> **TASK GOAL**: Emit a verbatim copy of the lines running from the line with "Convert this screenshot" through the end of the material below.

-- Begin DATA FOR THE TASK --

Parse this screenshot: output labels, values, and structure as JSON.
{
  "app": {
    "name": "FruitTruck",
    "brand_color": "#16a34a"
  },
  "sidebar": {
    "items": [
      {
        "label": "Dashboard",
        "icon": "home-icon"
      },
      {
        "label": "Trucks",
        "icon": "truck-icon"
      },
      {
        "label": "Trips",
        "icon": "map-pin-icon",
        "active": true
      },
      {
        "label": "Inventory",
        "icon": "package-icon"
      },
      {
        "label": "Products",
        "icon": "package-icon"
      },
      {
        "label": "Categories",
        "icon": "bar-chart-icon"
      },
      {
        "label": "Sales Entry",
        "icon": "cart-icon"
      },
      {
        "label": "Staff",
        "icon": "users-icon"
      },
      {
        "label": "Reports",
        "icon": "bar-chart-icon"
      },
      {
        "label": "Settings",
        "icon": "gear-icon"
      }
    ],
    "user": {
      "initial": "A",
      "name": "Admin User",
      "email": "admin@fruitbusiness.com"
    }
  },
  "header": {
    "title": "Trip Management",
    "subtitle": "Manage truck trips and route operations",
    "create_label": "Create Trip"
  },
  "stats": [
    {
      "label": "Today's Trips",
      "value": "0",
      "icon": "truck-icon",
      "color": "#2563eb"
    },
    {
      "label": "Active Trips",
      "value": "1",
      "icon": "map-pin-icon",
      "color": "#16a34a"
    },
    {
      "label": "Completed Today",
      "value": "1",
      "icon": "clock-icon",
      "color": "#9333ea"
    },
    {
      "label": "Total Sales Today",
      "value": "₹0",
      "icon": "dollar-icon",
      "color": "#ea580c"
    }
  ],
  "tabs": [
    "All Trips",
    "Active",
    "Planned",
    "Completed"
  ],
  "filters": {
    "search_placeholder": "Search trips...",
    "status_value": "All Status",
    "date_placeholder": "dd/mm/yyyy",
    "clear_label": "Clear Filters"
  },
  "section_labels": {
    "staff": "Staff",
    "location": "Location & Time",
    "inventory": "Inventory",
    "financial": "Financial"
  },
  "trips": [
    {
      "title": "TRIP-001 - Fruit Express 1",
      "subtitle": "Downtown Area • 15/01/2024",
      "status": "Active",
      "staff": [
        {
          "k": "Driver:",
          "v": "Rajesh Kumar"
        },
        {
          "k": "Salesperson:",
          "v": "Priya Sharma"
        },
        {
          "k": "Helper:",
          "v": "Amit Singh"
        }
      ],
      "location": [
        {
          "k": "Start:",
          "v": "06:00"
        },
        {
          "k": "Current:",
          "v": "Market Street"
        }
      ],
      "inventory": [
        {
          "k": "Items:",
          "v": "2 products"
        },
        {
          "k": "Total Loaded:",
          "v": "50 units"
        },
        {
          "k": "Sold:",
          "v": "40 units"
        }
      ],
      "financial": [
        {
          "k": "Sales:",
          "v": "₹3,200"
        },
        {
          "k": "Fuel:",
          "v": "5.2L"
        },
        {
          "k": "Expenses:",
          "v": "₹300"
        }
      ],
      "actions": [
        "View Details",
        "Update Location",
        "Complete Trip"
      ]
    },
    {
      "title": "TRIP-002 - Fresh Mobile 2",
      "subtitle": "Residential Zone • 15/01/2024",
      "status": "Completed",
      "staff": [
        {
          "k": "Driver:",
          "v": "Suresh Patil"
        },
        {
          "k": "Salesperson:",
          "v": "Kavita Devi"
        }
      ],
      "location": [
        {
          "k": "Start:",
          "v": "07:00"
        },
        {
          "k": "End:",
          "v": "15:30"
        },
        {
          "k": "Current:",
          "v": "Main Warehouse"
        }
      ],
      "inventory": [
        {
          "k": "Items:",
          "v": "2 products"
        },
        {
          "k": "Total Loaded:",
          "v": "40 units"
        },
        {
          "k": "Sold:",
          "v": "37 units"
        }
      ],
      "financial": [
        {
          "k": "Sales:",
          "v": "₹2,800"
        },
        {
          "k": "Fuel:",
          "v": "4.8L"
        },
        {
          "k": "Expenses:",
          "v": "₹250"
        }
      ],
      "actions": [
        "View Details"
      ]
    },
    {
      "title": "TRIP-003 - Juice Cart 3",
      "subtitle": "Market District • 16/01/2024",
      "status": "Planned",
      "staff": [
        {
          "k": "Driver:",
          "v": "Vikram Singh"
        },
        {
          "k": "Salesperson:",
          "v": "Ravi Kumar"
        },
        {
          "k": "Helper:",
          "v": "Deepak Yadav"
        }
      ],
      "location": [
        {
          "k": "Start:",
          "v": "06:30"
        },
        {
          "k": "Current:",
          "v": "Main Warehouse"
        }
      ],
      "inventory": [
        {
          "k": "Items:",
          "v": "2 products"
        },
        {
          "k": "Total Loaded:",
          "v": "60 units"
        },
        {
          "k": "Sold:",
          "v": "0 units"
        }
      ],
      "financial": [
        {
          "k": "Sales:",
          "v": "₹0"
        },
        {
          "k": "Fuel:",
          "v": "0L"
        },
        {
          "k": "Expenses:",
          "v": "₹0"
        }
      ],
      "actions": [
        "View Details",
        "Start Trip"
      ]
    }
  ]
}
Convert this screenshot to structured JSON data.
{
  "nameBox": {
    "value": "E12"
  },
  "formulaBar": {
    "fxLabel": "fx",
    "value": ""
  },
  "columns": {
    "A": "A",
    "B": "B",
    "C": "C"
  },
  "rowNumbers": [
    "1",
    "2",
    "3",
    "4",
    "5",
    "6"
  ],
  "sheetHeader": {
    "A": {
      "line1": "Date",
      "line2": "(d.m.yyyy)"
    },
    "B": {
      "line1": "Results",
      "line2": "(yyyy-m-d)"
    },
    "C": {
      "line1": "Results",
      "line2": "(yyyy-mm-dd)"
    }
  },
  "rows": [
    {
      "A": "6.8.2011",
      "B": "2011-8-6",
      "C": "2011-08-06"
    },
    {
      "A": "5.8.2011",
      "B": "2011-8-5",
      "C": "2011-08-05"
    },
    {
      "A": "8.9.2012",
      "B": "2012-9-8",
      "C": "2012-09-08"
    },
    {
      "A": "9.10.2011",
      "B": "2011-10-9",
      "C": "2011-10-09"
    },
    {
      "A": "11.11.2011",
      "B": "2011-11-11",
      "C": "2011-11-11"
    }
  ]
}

-- End DATA FOR THE TASK --

> **ANSWER TO THE EXERCISE**:
Convert this screenshot to structured JSON data.
{
  "nameBox": {
    "value": "E12"
  },
  "formulaBar": {
    "fxLabel": "fx",
    "value": ""
  },
  "columns": {
    "A": "A",
    "B": "B",
    "C": "C"
  },
  "rowNumbers": [
    "1",
    "2",
    "3",
    "4",
    "5",
    "6"
  ],
  "sheetHeader": {
    "A": {
      "line1": "Date",
      "line2": "(d.m.yyyy)"
    },
    "B": {
      "line1": "Results",
      "line2": "(yyyy-m-d)"
    },
    "C": {
      "line1": "Results",
      "line2": "(yyyy-mm-dd)"
    }
  },
  "rows": [
    {
      "A": "6.8.2011",
      "B": "2011-8-6",
      "C": "2011-08-06"
    },
    {
      "A": "5.8.2011",
      "B": "2011-8-5",
      "C": "2011-08-05"
    },
    {
      "A": "8.9.2012",
      "B": "2012-9-8",
      "C": "2012-09-08"
    },
    {
      "A": "9.10.2011",
      "B": "2011-10-9",
      "C": "2011-10-09"
    },
    {
      "A": "11.11.2011",
      "B": "2011-11-11",
      "C": "2011-11-11"
    }
  ]
}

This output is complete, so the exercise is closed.